- [Task to complete] Write out the data below exactly as given, without any of its pictures.

- [Supplied material]
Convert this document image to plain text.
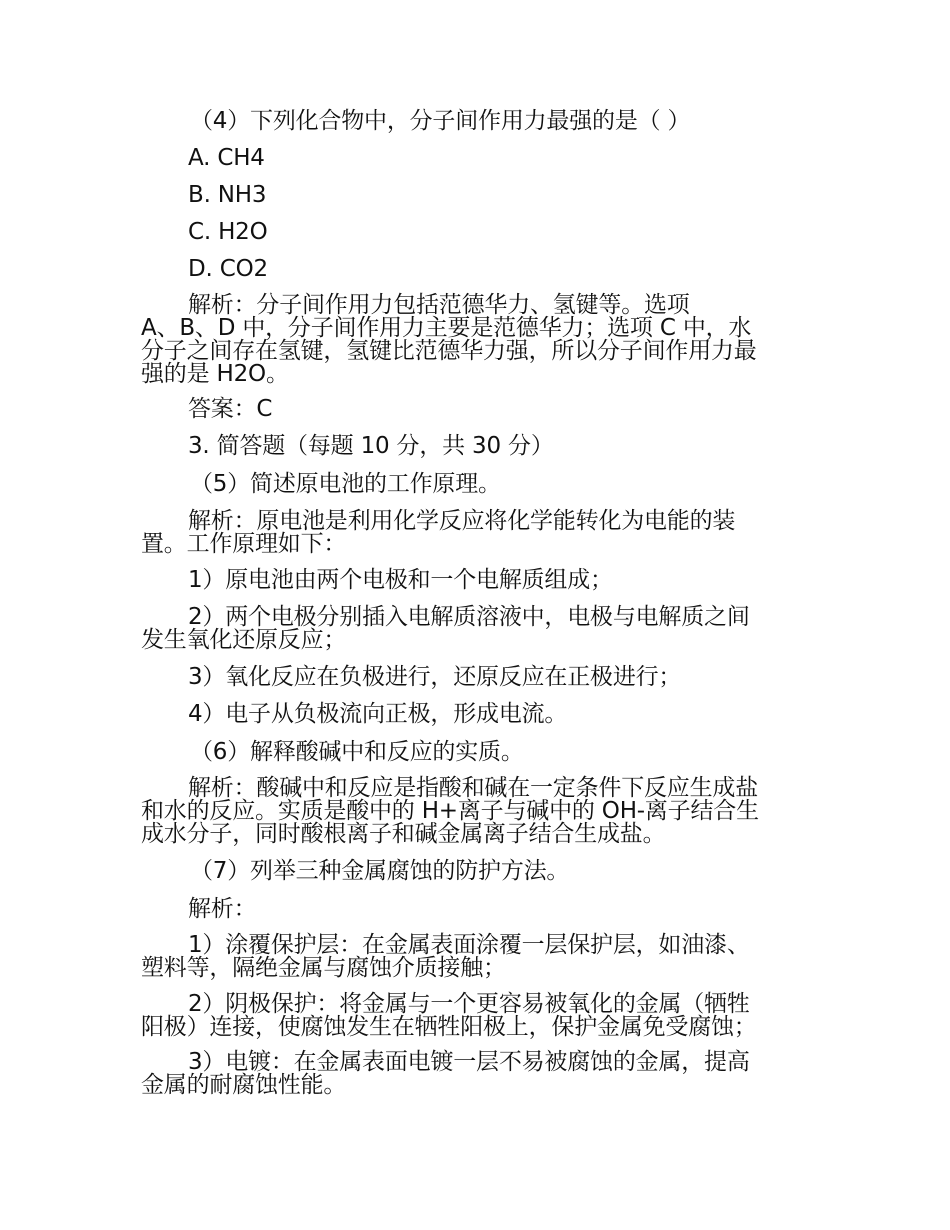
（4）下列化合物中，分子间作用力最强的是（ ）
A. CH4
B. NH3
C. H2O
D. CO2
解析：分子间作用力包括范德华力、氢键等。选项
A、B、D 中，分子间作用力主要是范德华力；选项 C 中，水
分子之间存在氢键，氢键比范德华力强，所以分子间作用力最
强的是 H2O。
答案：C
3. 简答题（每题 10 分，共 30 分）
（5）简述原电池的工作原理。
解析：原电池是利用化学反应将化学能转化为电能的装
置。工作原理如下：
1）原电池由两个电极和一个电解质组成；
2）两个电极分别插入电解质溶液中，电极与电解质之间
发生氧化还原反应；
3）氧化反应在负极进行，还原反应在正极进行；
4）电子从负极流向正极，形成电流。
（6）解释酸碱中和反应的实质。
解析：酸碱中和反应是指酸和碱在一定条件下反应生成盐
和水的反应。实质是酸中的 H+离子与碱中的 OH-离子结合生
成水分子，同时酸根离子和碱金属离子结合生成盐。
（7）列举三种金属腐蚀的防护方法。
解析：
1）涂覆保护层：在金属表面涂覆一层保护层，如油漆、
塑料等，隔绝金属与腐蚀介质接触；
2）阴极保护：将金属与一个更容易被氧化的金属（牺牲
阳极）连接，使腐蚀发生在牺牲阳极上，保护金属免受腐蚀；
3）电镀：在金属表面电镀一层不易被腐蚀的金属，提高
金属的耐腐蚀性能。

- [Problem solution]
Convert this document image to plain text.
（4）下列化合物中，分子间作用力最强的是（ ）
A. CH4
B. NH3
C. H2O
D. CO2
解析：分子间作用力包括范德华力、氢键等。选项
A、B、D 中，分子间作用力主要是范德华力；选项 C 中，水
分子之间存在氢键，氢键比范德华力强，所以分子间作用力最
强的是 H2O。
答案：C
3. 简答题（每题 10 分，共 30 分）
（5）简述原电池的工作原理。
解析：原电池是利用化学反应将化学能转化为电能的装
置。工作原理如下：
1）原电池由两个电极和一个电解质组成；
2）两个电极分别插入电解质溶液中，电极与电解质之间
发生氧化还原反应；
3）氧化反应在负极进行，还原反应在正极进行；
4）电子从负极流向正极，形成电流。
（6）解释酸碱中和反应的实质。
解析：酸碱中和反应是指酸和碱在一定条件下反应生成盐
和水的反应。实质是酸中的 H+离子与碱中的 OH-离子结合生
成水分子，同时酸根离子和碱金属离子结合生成盐。
（7）列举三种金属腐蚀的防护方法。
解析：
1）涂覆保护层：在金属表面涂覆一层保护层，如油漆、
塑料等，隔绝金属与腐蚀介质接触；
2）阴极保护：将金属与一个更容易被氧化的金属（牺牲
阳极）连接，使腐蚀发生在牺牲阳极上，保护金属免受腐蚀；
3）电镀：在金属表面电镀一层不易被腐蚀的金属，提高
金属的耐腐蚀性能。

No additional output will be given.